● УСЛОВИЕ ЗАДАЧИ 1
Замените «Point» на «Marker» в строках исходных данных, начиная с первой строки и заканчивая строкой, содержащей «Text: ZIPAtlas: ZIPAtlas: [515, 367, 869, 442]», включительно. Приведите только эти строки, ничего больше в них не меняя.
==========
Чтение онлайн

на главную

Жанры

Постструктурализм. Деконструктивизм. Постмодернизм

Ильин Илья Петрович

Шрифт:

При этом внимание Дерриды сосредоточено не на проблеме нарушения грамматических правил и отклонений от произносительных норм, характерных для устной, речевой практики, а на способах обозначения, — тем самым подчеркивается произвольность в выборе означающего, закрепляемого за тем или иным означаемым. Таким образом, понятие «письма» у Дерриды выходит за пределы его проблематики как «материальной фиксации» лингвистических знаков в виде письменного текста: «Если „письмо“ означает запись и особенно долговременный процесс институированных знаков (а это и является единственным нередуцируемым ядром концепции письма), то тогда письмо в целом охватывает всю сферу применения лингвистических знаков.

Сама идея институирования, отсюда и произвольность знака, немыслимы вне и до горизонта письма» (148, с. 66).

В данной перспективе можно сказать, что и вся первоначальная устная культура древних индоарийцев состояла из огромного количества постоянно пересказываемых и цитируемых священных (т. е. культурных) текстов, образовывавших то «архиписьмо», ту культурную «текстуальность мышления», через которую и в рамках которой самоопределялось, самосознавалось и самовоспроизводилось сознание людей той эпохи. Если встать на эту позицию, то можно понять и точку зрения Дерриды, рассматривающего исключительно «человека культурного» и отрицающего существование беспредпосылочного «культурного сознания», мыслящего спонтанно и в полном отрыве от хронологически предшествующей ему традиции, которая в свою очередь способна существовать лишь в форме текстов, составляющих в своей совокупности «письмо».

Отсутствие «первоначала»
==========
● УСЛОВИЕ ЗАДАЧИ 2
Перепечатайте без изменений фрагмент текста о Дерриде, начиная со слов «Ильин Илья Петрович» и заканчивая словами «(148, с. 66).» включительно.

● ИСХОДНЫЕ ДАННЫЕ
==========
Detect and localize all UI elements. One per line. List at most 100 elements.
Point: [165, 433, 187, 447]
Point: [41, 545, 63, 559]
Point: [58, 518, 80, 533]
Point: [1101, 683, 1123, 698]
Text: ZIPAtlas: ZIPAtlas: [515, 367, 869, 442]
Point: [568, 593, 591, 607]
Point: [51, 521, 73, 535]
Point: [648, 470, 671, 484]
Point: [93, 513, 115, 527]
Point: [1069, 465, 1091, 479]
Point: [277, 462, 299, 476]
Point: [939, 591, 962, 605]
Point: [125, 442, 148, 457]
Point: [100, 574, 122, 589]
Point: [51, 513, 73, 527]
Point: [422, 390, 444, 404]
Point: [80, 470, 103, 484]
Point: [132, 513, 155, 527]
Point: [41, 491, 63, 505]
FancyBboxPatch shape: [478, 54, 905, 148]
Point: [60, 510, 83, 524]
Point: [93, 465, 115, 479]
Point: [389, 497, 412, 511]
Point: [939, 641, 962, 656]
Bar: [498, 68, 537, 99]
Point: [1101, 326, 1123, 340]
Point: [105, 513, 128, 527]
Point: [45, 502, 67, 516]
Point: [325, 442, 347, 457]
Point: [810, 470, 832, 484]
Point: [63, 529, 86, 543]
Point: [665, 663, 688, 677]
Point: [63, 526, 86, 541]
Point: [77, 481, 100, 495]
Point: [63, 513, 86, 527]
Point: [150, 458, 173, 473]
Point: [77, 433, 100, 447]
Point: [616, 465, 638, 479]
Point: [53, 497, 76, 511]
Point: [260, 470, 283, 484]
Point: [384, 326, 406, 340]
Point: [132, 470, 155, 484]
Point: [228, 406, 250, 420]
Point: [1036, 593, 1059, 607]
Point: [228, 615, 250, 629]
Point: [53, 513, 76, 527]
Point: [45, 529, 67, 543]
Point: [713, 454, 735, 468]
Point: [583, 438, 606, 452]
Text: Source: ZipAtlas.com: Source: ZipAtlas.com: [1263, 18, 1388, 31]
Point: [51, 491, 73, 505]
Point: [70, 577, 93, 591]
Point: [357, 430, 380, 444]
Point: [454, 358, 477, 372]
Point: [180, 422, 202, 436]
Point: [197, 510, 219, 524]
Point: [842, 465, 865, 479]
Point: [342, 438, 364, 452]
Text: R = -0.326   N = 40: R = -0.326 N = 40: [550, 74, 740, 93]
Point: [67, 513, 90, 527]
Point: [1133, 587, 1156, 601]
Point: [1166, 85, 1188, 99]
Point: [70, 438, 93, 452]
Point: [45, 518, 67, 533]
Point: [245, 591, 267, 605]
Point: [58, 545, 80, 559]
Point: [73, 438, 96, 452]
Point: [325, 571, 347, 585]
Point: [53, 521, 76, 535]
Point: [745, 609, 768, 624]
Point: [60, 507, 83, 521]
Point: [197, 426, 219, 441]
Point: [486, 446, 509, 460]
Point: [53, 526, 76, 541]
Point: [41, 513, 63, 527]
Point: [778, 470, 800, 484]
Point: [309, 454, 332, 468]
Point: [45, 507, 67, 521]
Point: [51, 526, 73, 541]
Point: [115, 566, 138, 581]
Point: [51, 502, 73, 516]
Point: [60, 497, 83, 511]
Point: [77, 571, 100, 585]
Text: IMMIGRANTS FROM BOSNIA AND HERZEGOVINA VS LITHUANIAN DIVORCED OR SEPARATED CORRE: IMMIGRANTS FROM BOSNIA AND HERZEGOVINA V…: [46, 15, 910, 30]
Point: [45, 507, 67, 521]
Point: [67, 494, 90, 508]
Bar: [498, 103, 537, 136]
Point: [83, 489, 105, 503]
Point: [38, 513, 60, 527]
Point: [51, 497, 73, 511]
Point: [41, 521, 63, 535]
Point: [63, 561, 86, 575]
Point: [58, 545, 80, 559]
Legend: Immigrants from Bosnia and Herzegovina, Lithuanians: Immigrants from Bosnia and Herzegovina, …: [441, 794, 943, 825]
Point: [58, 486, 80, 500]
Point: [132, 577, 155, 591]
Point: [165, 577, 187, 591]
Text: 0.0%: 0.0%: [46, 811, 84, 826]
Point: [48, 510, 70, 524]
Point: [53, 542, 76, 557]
==========
● ПРАВИЛЬНЫЙ ОТВЕТ 1
Detect and localize all UI elements. One per line. List at most 100 elements.
Marker: [165, 433, 187, 447]
Marker: [41, 545, 63, 559]
Marker: [58, 518, 80, 533]
Marker: [1101, 683, 1123, 698]
Text: ZIPAtlas: ZIPAtlas: [515, 367, 869, 442]

● ПРАВИЛЬНЫЙ ОТВЕТ 2
Ильин Илья Петрович

Шрифт:

При этом внимание Дерриды сосредоточено не на проблеме нарушения грамматических правил и отклонений от произносительных норм, характерных для устной, речевой практики, а на способах обозначения, — тем самым подчеркивается произвольность в выборе означающего, закрепляемого за тем или иным означаемым. Таким образом, понятие «письма» у Дерриды выходит за пределы его проблематики как «материальной фиксации» лингвистических знаков в виде письменного текста: «Если „письмо“ означает запись и особенно долговременный процесс институированных знаков (а это и является единственным нередуцируемым ядром концепции письма), то тогда письмо в целом охватывает всю сферу применения лингвистических знаков.

Сама идея институирования, отсюда и произвольность знака, немыслимы вне и до горизонта письма» (148, с. 66).